### TEXT SECTION
Dušan Pantelić

Personal information
- Date of birth: 15 April 1993 (age 33)
- Place of birth: Kragujevac, FR Yugoslavia
- Height: 1.78 m (5 ft 10 in)
- Position: Midfielder

Senior career*
- Years: Team / Apps / (Gls)
- 2011–2014: Rad / 2 / (0)
- 2011–2012: → Palić (loan) / 21 / (6)
- 2013: → Mladenovac (loan) / 13 / (1)
- 2013: → Srem Jakovo (loan) / 12 / (2)
- 2014: → Teleoptik (loan) / 14 / (1)
- 2014: Voždovac / 4 / (0)
- 2015: Napredak Kruševac / 5 / (0)
- 2015: Bežanija / 13 / (3)
- 2016–2017: Novi Pazar / 16 / (0)
- 2017–2018: Radnik Surdulica / 49 / (4)
- 2019: PAS Giannina / 11 / (0)
- 2019–2021: Radnički Niš / 50 / (2)
- 2021–2022: Honvéd / 24 / (0)
- 2022–2023: Tuzla City / 22 / (2)
######
### RECORD EXCERPTS
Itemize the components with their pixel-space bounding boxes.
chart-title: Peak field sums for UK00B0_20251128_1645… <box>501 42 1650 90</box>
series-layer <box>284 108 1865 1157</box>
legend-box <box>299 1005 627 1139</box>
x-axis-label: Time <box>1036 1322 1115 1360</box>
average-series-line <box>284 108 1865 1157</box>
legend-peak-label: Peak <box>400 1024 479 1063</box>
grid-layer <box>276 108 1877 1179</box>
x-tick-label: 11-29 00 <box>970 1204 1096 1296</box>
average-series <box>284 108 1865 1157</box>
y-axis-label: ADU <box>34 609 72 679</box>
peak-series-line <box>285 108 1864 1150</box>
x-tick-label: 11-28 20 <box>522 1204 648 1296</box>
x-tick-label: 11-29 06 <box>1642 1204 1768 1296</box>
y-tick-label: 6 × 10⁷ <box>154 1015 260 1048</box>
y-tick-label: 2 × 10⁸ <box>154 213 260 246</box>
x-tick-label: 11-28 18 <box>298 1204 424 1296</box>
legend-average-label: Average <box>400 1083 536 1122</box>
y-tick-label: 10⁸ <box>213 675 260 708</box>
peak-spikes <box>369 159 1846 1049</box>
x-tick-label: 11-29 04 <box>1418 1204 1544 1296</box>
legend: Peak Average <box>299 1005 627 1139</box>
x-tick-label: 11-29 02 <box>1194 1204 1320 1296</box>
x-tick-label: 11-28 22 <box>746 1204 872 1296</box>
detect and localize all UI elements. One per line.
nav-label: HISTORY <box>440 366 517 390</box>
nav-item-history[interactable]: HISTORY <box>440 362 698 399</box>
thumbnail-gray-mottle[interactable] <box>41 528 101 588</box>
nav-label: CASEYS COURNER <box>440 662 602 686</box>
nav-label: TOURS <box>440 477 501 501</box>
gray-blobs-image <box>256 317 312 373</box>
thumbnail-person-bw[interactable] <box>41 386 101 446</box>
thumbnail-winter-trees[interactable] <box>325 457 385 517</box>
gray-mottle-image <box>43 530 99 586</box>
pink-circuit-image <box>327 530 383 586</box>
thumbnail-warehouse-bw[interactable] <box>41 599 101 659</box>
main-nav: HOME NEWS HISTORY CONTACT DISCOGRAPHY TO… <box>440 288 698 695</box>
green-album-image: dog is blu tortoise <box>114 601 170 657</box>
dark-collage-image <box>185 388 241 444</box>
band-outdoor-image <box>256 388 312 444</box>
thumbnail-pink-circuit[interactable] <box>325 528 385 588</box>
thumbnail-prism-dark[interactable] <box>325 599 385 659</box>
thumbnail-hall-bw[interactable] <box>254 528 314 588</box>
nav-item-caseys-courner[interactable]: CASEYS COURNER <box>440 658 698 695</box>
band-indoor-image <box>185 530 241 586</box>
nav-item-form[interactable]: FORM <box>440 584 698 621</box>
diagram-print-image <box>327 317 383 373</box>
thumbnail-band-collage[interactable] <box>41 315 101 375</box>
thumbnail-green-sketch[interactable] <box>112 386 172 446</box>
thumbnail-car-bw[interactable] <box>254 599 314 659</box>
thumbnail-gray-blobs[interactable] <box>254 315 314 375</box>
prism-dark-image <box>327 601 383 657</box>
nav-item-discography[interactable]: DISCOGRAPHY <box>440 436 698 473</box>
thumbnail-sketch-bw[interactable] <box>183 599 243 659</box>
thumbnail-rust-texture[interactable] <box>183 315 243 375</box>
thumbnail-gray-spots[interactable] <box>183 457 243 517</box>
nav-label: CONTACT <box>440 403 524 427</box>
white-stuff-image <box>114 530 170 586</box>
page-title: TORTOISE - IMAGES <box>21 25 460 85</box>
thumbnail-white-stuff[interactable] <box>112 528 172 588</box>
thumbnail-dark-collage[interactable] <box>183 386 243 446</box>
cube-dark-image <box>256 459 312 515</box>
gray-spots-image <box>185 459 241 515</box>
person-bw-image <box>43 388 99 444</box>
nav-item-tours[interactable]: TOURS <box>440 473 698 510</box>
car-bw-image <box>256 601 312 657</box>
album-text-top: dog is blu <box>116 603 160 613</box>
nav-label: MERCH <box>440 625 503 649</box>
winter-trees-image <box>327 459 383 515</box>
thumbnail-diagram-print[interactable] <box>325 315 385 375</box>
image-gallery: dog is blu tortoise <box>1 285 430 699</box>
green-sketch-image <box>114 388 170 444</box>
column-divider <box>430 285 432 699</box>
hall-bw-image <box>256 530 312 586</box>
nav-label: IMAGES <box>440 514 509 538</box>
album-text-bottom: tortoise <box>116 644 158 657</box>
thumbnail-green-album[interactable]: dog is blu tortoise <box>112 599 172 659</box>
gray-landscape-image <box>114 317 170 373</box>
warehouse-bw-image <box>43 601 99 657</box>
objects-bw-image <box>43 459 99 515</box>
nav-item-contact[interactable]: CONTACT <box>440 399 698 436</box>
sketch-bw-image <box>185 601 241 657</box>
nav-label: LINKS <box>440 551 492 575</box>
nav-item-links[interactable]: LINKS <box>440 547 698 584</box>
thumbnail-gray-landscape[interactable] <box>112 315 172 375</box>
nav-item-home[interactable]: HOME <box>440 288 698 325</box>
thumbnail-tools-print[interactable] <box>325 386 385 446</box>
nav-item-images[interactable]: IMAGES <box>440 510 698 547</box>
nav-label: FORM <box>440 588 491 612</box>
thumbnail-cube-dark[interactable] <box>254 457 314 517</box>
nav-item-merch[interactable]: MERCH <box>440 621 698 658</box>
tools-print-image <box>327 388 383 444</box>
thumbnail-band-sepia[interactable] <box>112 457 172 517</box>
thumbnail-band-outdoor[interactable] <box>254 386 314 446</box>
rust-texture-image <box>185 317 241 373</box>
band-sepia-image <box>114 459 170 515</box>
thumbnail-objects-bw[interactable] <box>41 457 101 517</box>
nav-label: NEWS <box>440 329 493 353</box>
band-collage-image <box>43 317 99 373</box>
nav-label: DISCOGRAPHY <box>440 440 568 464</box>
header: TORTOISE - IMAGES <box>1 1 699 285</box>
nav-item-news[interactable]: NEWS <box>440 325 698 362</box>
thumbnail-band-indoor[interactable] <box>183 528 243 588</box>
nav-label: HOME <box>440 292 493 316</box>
######
TASK BRIEF:
Answer these questions from the Dušan Pantelić profile:
(a) What is his listed place of birth?
(b) What position does he play?
(c) How many appearances are recorded for his 2019–2021 spell at Radnički Niš?

RESULT BELOW:
(a) Kragujevac, FR Yugoslavia
(b) Midfielder
(c) 50